• **WHAT TO DO**
Beginning with the line that contains "Read out every word on this page.", copy each subsequent line of the data below through the last one, including both ends but not the pictures.

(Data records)

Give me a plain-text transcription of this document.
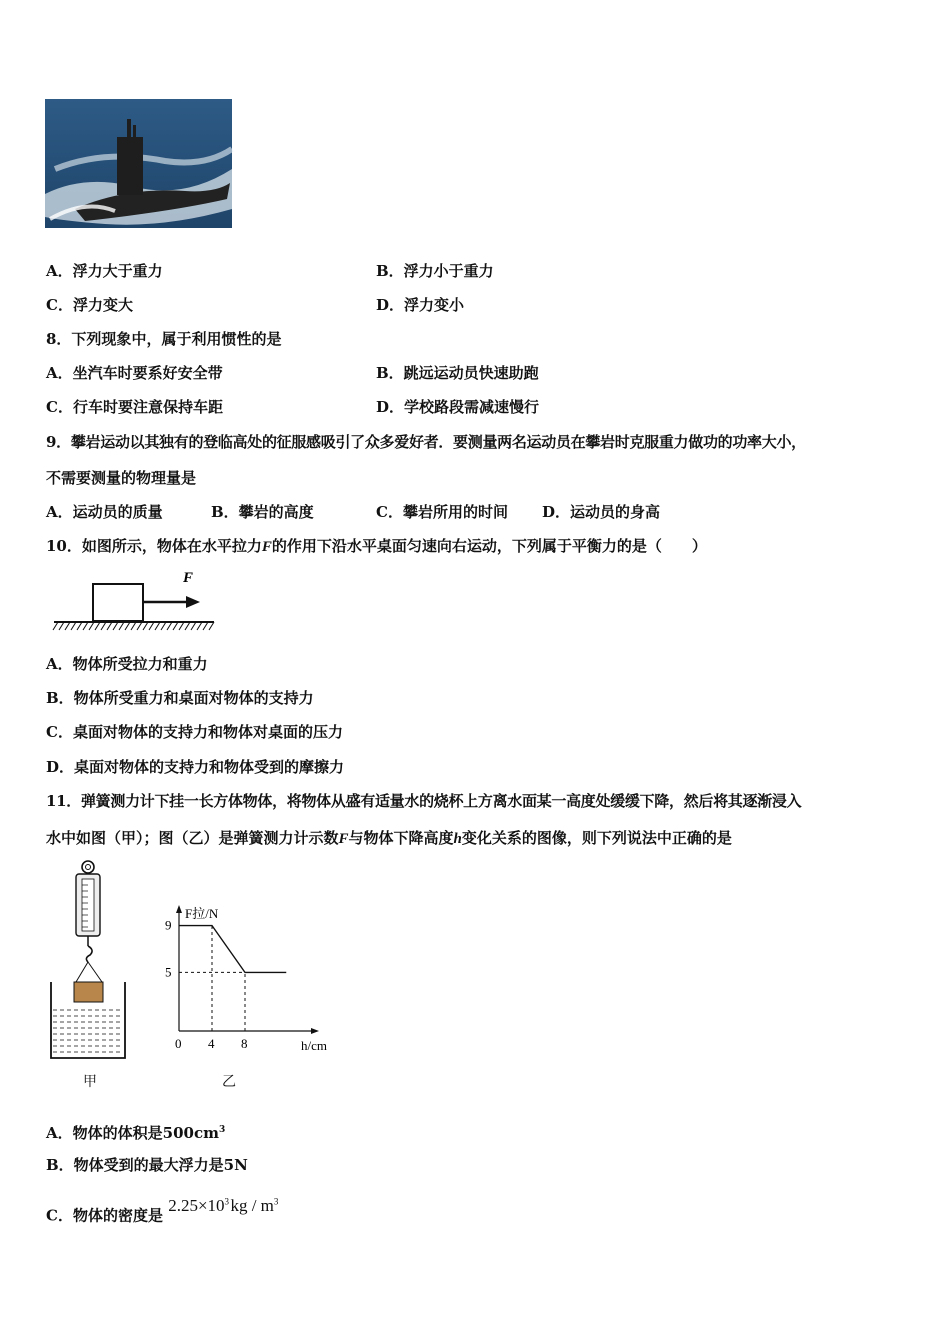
A．浮力大于重力	B．浮力小于重力
C．浮力变大	D．浮力变小
8．下列现象中，属于利用惯性的是
A．坐汽车时要系好安全带	B．跳远运动员快速助跑
C．行车时要注意保持车距	D．学校路段需减速慢行
9．攀岩运动以其独有的登临高处的征服感吸引了众多爱好者．要测量两名运动员在攀岩时克服重力做功的功率大小，
不需要测量的物理量是
A．运动员的质量	B．攀岩的高度	C．攀岩所用的时间 D．运动员的身高
10．如图所示，物体在水平拉力F的作用下沿水平桌面匀速向右运动，下列属于平衡力的是（　　）
F
A．物体所受拉力和重力
B．物体所受重力和桌面对物体的支持力
C．桌面对物体的支持力和物体对桌面的压力
D．桌面对物体的支持力和物体受到的摩擦力
11．弹簧测力计下挂一长方体物体，将物体从盛有适量水的烧杯上方离水面某一高度处缓缓下降，然后将其逐渐浸入
水中如图（甲）；图（乙）是弹簧测力计示数F与物体下降高度h变化关系的图像，则下列说法中正确的是
甲
F拉/N
h/cm
0 4 8
5
9
乙
A．物体的体积是$500cm^3$
B．物体受到的最大浮力是5N
C．物体的密度是 $2.25\times 10^3$ kg / $m^3$
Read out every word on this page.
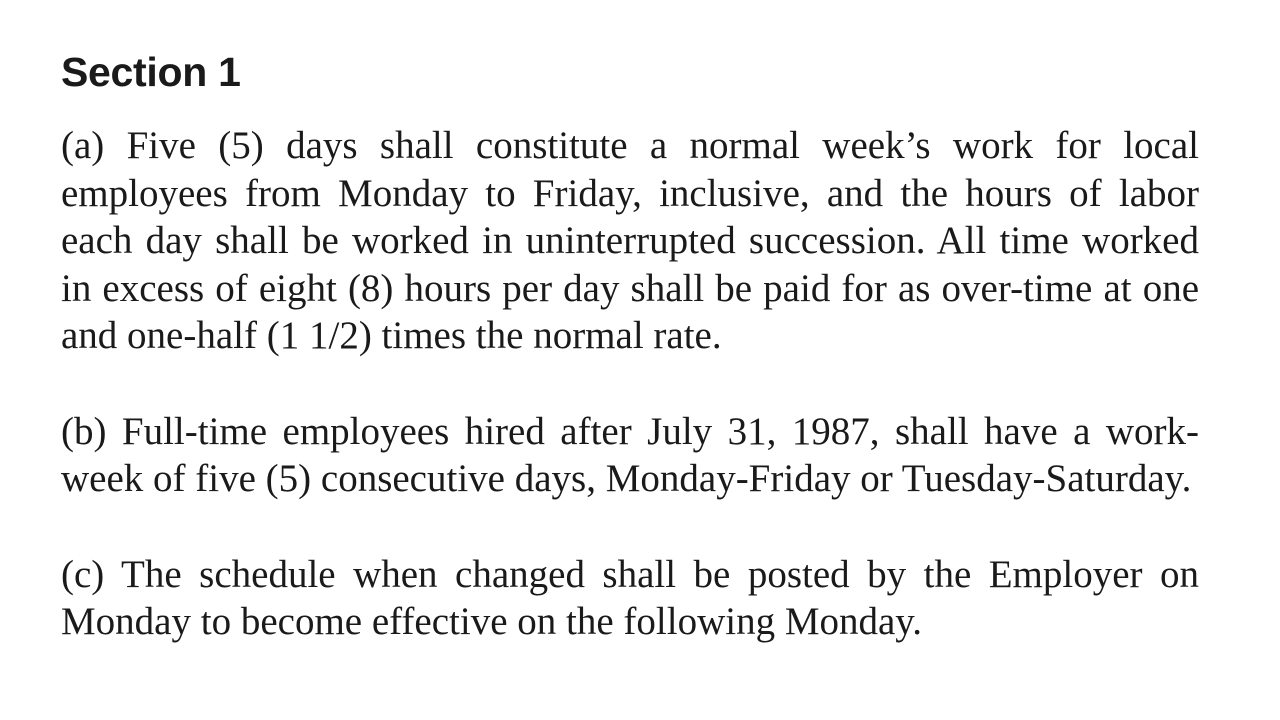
Section 1

(a) Five (5) days shall constitute a normal week’s work for local employees from Monday to Friday, inclusive, and the hours of labor each day shall be worked in uninterrupted succession. All time worked in excess of eight (8) hours per day shall be paid for as over-time at one and one-half (1 1/2) times the normal rate.

(b) Full-time employees hired after July 31, 1987, shall have a work-week of five (5) consecutive days, Monday-Friday or Tuesday-Saturday.

(c) The schedule when changed shall be posted by the Employer on Monday to become effective on the following Monday.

• **SOLVED EXERCISE**
Read out every word on this page.
Section 1

(a) Five (5) days shall constitute a normal week’s work for local employees from Monday to Friday, inclusive, and the hours of labor each day shall be worked in uninterrupted succession. All time worked in excess of eight (8) hours per day shall be paid for as over-time at one and one-half (1 1/2) times the normal rate.

(b) Full-time employees hired after July 31, 1987, shall have a work-week of five (5) consecutive days, Monday-Friday or Tuesday-Saturday.

(c) The schedule when changed shall be posted by the Employer on Monday to become effective on the following Monday.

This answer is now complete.